# WHAT YOU ARE ASKED TO DO
When you return the data, keep every word exact and include none of the images.

[DATA TO USE Boundary: Start]

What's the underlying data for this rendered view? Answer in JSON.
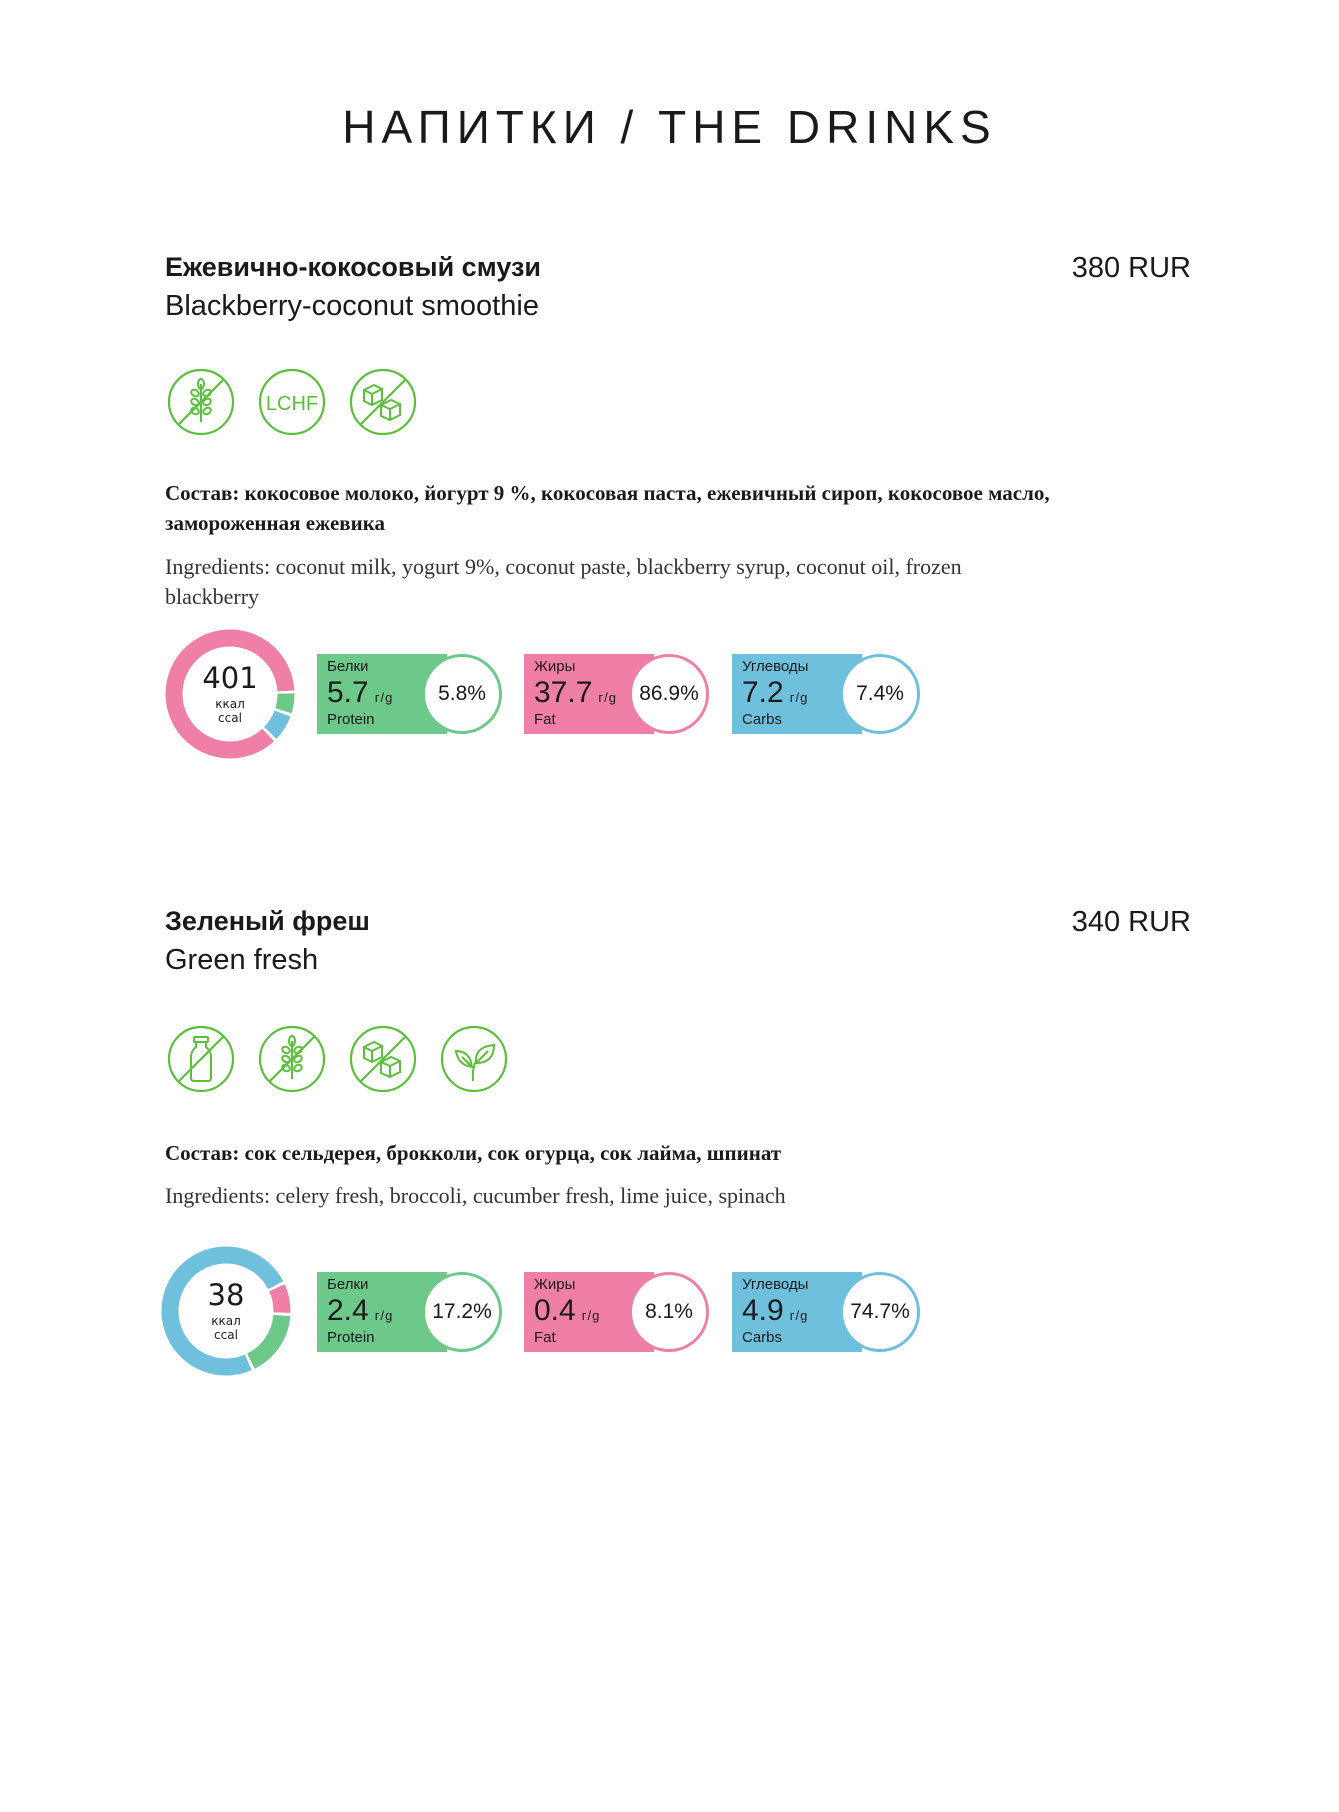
{
  "title": "НАПИТКИ / THE DRINKS",
  "colors": {
    "protein": "#6cc98a",
    "fat": "#f07fa8",
    "carbs": "#6fc0dc",
    "icon": "#5bbf3c"
  },
  "items": [
    {
      "name_ru": "Ежевично-кокосовый смузи",
      "name_en": "Blackberry-coconut smoothie",
      "price": "380 RUR",
      "icons": [
        "no-gluten-icon",
        "lchf-icon",
        "no-sugar-icon"
      ],
      "lchf_label": "LCHF",
      "composition": "Состав: кокосовое молоко, йогурт 9 %, кокосовая паста, ежевичный сироп, кокосовое масло, замороженная ежевика",
      "ingredients": "Ingredients: coconut milk, yogurt 9%, coconut paste, blackberry syrup, coconut oil, frozen blackberry",
      "kcal": "401",
      "kcal_ru": "ккал",
      "kcal_en": "ccal",
      "protein": {
        "label_ru": "Белки",
        "value": "5.7",
        "unit": "г/g",
        "label_en": "Protein",
        "percent": "5.8%"
      },
      "fat": {
        "label_ru": "Жиры",
        "value": "37.7",
        "unit": "г/g",
        "label_en": "Fat",
        "percent": "86.9%"
      },
      "carbs": {
        "label_ru": "Углеводы",
        "value": "7.2",
        "unit": "г/g",
        "label_en": "Carbs",
        "percent": "7.4%"
      }
    },
    {
      "name_ru": "Зеленый фреш",
      "name_en": "Green fresh",
      "price": "340 RUR",
      "icons": [
        "no-dairy-icon",
        "no-gluten-icon",
        "no-sugar-icon",
        "vegan-leaf-icon"
      ],
      "composition": "Состав: сок сельдерея, брокколи, сок огурца, сок лайма, шпинат",
      "ingredients": "Ingredients: celery fresh, broccoli, cucumber fresh, lime juice, spinach",
      "kcal": "38",
      "kcal_ru": "ккал",
      "kcal_en": "ccal",
      "protein": {
        "label_ru": "Белки",
        "value": "2.4",
        "unit": "г/g",
        "label_en": "Protein",
        "percent": "17.2%"
      },
      "fat": {
        "label_ru": "Жиры",
        "value": "0.4",
        "unit": "г/g",
        "label_en": "Fat",
        "percent": "8.1%"
      },
      "carbs": {
        "label_ru": "Углеводы",
        "value": "4.9",
        "unit": "г/g",
        "label_en": "Carbs",
        "percent": "74.7%"
      }
    }
  ]
}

[DATA TO USE Boundary: End]

# RESPONSE AREA
What's the underlying data for this rendered view? Answer in JSON.
{
  "title": "НАПИТКИ / THE DRINKS",
  "colors": {
    "protein": "#6cc98a",
    "fat": "#f07fa8",
    "carbs": "#6fc0dc",
    "icon": "#5bbf3c"
  },
  "items": [
    {
      "name_ru": "Ежевично-кокосовый смузи",
      "name_en": "Blackberry-coconut smoothie",
      "price": "380 RUR",
      "icons": [
        "no-gluten-icon",
        "lchf-icon",
        "no-sugar-icon"
      ],
      "lchf_label": "LCHF",
      "composition": "Состав: кокосовое молоко, йогурт 9 %, кокосовая паста, ежевичный сироп, кокосовое масло, замороженная ежевика",
      "ingredients": "Ingredients: coconut milk, yogurt 9%, coconut paste, blackberry syrup, coconut oil, frozen blackberry",
      "kcal": "401",
      "kcal_ru": "ккал",
      "kcal_en": "ccal",
      "protein": {
        "label_ru": "Белки",
        "value": "5.7",
        "unit": "г/g",
        "label_en": "Protein",
        "percent": "5.8%"
      },
      "fat": {
        "label_ru": "Жиры",
        "value": "37.7",
        "unit": "г/g",
        "label_en": "Fat",
        "percent": "86.9%"
      },
      "carbs": {
        "label_ru": "Углеводы",
        "value": "7.2",
        "unit": "г/g",
        "label_en": "Carbs",
        "percent": "7.4%"
      }
    },
    {
      "name_ru": "Зеленый фреш",
      "name_en": "Green fresh",
      "price": "340 RUR",
      "icons": [
        "no-dairy-icon",
        "no-gluten-icon",
        "no-sugar-icon",
        "vegan-leaf-icon"
      ],
      "composition": "Состав: сок сельдерея, брокколи, сок огурца, сок лайма, шпинат",
      "ingredients": "Ingredients: celery fresh, broccoli, cucumber fresh, lime juice, spinach",
      "kcal": "38",
      "kcal_ru": "ккал",
      "kcal_en": "ccal",
      "protein": {
        "label_ru": "Белки",
        "value": "2.4",
        "unit": "г/g",
        "label_en": "Protein",
        "percent": "17.2%"
      },
      "fat": {
        "label_ru": "Жиры",
        "value": "0.4",
        "unit": "г/g",
        "label_en": "Fat",
        "percent": "8.1%"
      },
      "carbs": {
        "label_ru": "Углеводы",
        "value": "4.9",
        "unit": "г/g",
        "label_en": "Carbs",
        "percent": "74.7%"
      }
    }
  ]
}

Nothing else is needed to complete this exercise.